## Record set

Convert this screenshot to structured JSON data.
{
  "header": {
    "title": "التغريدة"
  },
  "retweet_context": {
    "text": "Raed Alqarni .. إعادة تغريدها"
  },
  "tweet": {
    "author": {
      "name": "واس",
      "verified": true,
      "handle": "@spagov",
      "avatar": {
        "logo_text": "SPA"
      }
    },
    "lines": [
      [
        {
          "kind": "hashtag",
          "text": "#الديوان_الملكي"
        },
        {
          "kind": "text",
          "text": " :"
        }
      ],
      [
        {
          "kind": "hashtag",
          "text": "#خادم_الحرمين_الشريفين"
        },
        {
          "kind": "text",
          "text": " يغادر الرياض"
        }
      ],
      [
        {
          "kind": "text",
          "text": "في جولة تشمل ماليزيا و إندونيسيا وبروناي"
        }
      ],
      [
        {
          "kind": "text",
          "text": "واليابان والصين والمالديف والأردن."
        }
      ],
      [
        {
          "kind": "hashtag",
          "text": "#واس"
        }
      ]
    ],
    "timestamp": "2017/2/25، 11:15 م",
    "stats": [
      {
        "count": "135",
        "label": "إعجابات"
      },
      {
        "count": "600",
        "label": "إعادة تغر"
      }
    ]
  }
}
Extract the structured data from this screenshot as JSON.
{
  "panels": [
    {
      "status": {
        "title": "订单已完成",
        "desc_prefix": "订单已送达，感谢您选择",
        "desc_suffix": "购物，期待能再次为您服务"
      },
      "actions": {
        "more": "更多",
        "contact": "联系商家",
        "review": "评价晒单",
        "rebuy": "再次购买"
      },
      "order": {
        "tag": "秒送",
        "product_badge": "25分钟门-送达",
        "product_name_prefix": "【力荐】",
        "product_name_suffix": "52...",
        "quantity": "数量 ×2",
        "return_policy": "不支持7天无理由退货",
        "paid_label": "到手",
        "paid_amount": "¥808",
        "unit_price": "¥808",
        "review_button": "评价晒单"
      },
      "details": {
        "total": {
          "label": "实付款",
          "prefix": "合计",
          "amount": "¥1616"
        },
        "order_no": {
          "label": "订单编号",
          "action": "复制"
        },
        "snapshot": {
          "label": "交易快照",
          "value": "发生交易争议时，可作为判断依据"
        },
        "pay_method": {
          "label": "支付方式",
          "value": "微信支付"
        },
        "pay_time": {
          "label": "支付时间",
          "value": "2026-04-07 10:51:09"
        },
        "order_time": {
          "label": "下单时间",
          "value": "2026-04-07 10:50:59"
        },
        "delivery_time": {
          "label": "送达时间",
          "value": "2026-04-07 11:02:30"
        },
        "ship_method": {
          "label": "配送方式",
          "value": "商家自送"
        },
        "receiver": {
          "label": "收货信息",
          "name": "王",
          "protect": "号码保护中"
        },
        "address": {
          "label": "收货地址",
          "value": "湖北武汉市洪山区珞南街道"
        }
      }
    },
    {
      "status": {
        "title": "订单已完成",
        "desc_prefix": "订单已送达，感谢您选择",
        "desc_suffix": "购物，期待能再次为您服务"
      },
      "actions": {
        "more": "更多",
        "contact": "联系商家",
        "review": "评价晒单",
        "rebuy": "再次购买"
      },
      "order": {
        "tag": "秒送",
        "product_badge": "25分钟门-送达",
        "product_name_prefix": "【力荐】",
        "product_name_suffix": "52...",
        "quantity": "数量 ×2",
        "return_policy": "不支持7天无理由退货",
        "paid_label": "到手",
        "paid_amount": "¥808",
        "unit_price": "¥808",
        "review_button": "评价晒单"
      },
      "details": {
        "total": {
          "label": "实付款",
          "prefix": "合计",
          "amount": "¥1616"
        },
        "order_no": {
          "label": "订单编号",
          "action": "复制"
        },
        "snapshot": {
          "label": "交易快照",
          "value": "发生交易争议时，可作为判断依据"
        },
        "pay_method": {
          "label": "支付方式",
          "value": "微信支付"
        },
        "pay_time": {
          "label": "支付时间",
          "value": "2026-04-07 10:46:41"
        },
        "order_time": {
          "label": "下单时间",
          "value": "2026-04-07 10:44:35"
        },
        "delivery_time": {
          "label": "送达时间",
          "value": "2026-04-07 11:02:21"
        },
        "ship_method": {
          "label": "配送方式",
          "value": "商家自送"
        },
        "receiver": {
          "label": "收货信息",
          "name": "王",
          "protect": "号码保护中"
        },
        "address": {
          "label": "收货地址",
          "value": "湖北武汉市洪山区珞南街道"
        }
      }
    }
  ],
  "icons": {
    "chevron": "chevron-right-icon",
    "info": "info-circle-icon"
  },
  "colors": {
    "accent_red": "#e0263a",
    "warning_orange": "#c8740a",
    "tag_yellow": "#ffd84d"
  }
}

## What is required
Please restate the whole listing word for word.

## Answer below
Convert this screenshot to structured JSON data.
{
  "header": {
    "title": "التغريدة"
  },
  "retweet_context": {
    "text": "Raed Alqarni .. إعادة تغريدها"
  },
  "tweet": {
    "author": {
      "name": "واس",
      "verified": true,
      "handle": "@spagov",
      "avatar": {
        "logo_text": "SPA"
      }
    },
    "lines": [
      [
        {
          "kind": "hashtag",
          "text": "#الديوان_الملكي"
        },
        {
          "kind": "text",
          "text": " :"
        }
      ],
      [
        {
          "kind": "hashtag",
          "text": "#خادم_الحرمين_الشريفين"
        },
        {
          "kind": "text",
          "text": " يغادر الرياض"
        }
      ],
      [
        {
          "kind": "text",
          "text": "في جولة تشمل ماليزيا و إندونيسيا وبروناي"
        }
      ],
      [
        {
          "kind": "text",
          "text": "واليابان والصين والمالديف والأردن."
        }
      ],
      [
        {
          "kind": "hashtag",
          "text": "#واس"
        }
      ]
    ],
    "timestamp": "2017/2/25، 11:15 م",
    "stats": [
      {
        "count": "135",
        "label": "إعجابات"
      },
      {
        "count": "600",
        "label": "إعادة تغر"
      }
    ]
  }
}
Extract the structured data from this screenshot as JSON.
{
  "panels": [
    {
      "status": {
        "title": "订单已完成",
        "desc_prefix": "订单已送达，感谢您选择",
        "desc_suffix": "购物，期待能再次为您服务"
      },
      "actions": {
        "more": "更多",
        "contact": "联系商家",
        "review": "评价晒单",
        "rebuy": "再次购买"
      },
      "order": {
        "tag": "秒送",
        "product_badge": "25分钟门-送达",
        "product_name_prefix": "【力荐】",
        "product_name_suffix": "52...",
        "quantity": "数量 ×2",
        "return_policy": "不支持7天无理由退货",
        "paid_label": "到手",
        "paid_amount": "¥808",
        "unit_price": "¥808",
        "review_button": "评价晒单"
      },
      "details": {
        "total": {
          "label": "实付款",
          "prefix": "合计",
          "amount": "¥1616"
        },
        "order_no": {
          "label": "订单编号",
          "action": "复制"
        },
        "snapshot": {
          "label": "交易快照",
          "value": "发生交易争议时，可作为判断依据"
        },
        "pay_method": {
          "label": "支付方式",
          "value": "微信支付"
        },
        "pay_time": {
          "label": "支付时间",
          "value": "2026-04-07 10:51:09"
        },
        "order_time": {
          "label": "下单时间",
          "value": "2026-04-07 10:50:59"
        },
        "delivery_time": {
          "label": "送达时间",
          "value": "2026-04-07 11:02:30"
        },
        "ship_method": {
          "label": "配送方式",
          "value": "商家自送"
        },
        "receiver": {
          "label": "收货信息",
          "name": "王",
          "protect": "号码保护中"
        },
        "address": {
          "label": "收货地址",
          "value": "湖北武汉市洪山区珞南街道"
        }
      }
    },
    {
      "status": {
        "title": "订单已完成",
        "desc_prefix": "订单已送达，感谢您选择",
        "desc_suffix": "购物，期待能再次为您服务"
      },
      "actions": {
        "more": "更多",
        "contact": "联系商家",
        "review": "评价晒单",
        "rebuy": "再次购买"
      },
      "order": {
        "tag": "秒送",
        "product_badge": "25分钟门-送达",
        "product_name_prefix": "【力荐】",
        "product_name_suffix": "52...",
        "quantity": "数量 ×2",
        "return_policy": "不支持7天无理由退货",
        "paid_label": "到手",
        "paid_amount": "¥808",
        "unit_price": "¥808",
        "review_button": "评价晒单"
      },
      "details": {
        "total": {
          "label": "实付款",
          "prefix": "合计",
          "amount": "¥1616"
        },
        "order_no": {
          "label": "订单编号",
          "action": "复制"
        },
        "snapshot": {
          "label": "交易快照",
          "value": "发生交易争议时，可作为判断依据"
        },
        "pay_method": {
          "label": "支付方式",
          "value": "微信支付"
        },
        "pay_time": {
          "label": "支付时间",
          "value": "2026-04-07 10:46:41"
        },
        "order_time": {
          "label": "下单时间",
          "value": "2026-04-07 10:44:35"
        },
        "delivery_time": {
          "label": "送达时间",
          "value": "2026-04-07 11:02:21"
        },
        "ship_method": {
          "label": "配送方式",
          "value": "商家自送"
        },
        "receiver": {
          "label": "收货信息",
          "name": "王",
          "protect": "号码保护中"
        },
        "address": {
          "label": "收货地址",
          "value": "湖北武汉市洪山区珞南街道"
        }
      }
    }
  ],
  "icons": {
    "chevron": "chevron-right-icon",
    "info": "info-circle-icon"
  },
  "colors": {
    "accent_red": "#e0263a",
    "warning_orange": "#c8740a",
    "tag_yellow": "#ffd84d"
  }
}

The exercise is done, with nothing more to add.